• _WORK TO COMPLETE_
Within the listing below, locate all lines containing the word "icon". Copy each one.
··· DATASET EXCERPTS ···
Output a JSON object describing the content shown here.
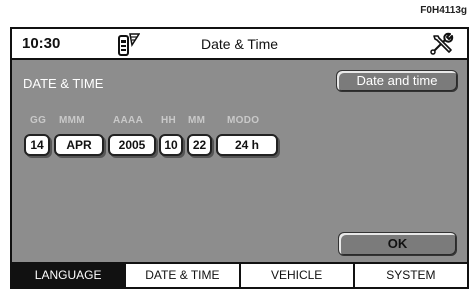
{
  "figure_code": "F0H4113g",
  "header": {
    "time": "10:30",
    "title": "Date & Time",
    "phone_icon": "phone-signal-icon",
    "tools_icon": "tools-icon"
  },
  "section_title": "DATE & TIME",
  "buttons": {
    "date_and_time": "Date and time",
    "ok": "OK"
  },
  "fields": {
    "labels": [
      "GG",
      "MMM",
      "AAAA",
      "HH",
      "MM",
      "MODO"
    ],
    "values": [
      "14",
      "APR",
      "2005",
      "10",
      "22",
      "24 h"
    ]
  },
  "tabs": [
    {
      "label": "LANGUAGE",
      "active": true
    },
    {
      "label": "DATE & TIME",
      "active": false
    },
    {
      "label": "VEHICLE",
      "active": false
    },
    {
      "label": "SYSTEM",
      "active": false
    }
  ],
  "colors": {
    "screen_bg": "#8d8d8d",
    "active_tab": "#111111"
  }
}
···
• _SOLUTION TO THIS PROBLEM_
    "phone_icon": "phone-signal-icon",
    "tools_icon": "tools-icon"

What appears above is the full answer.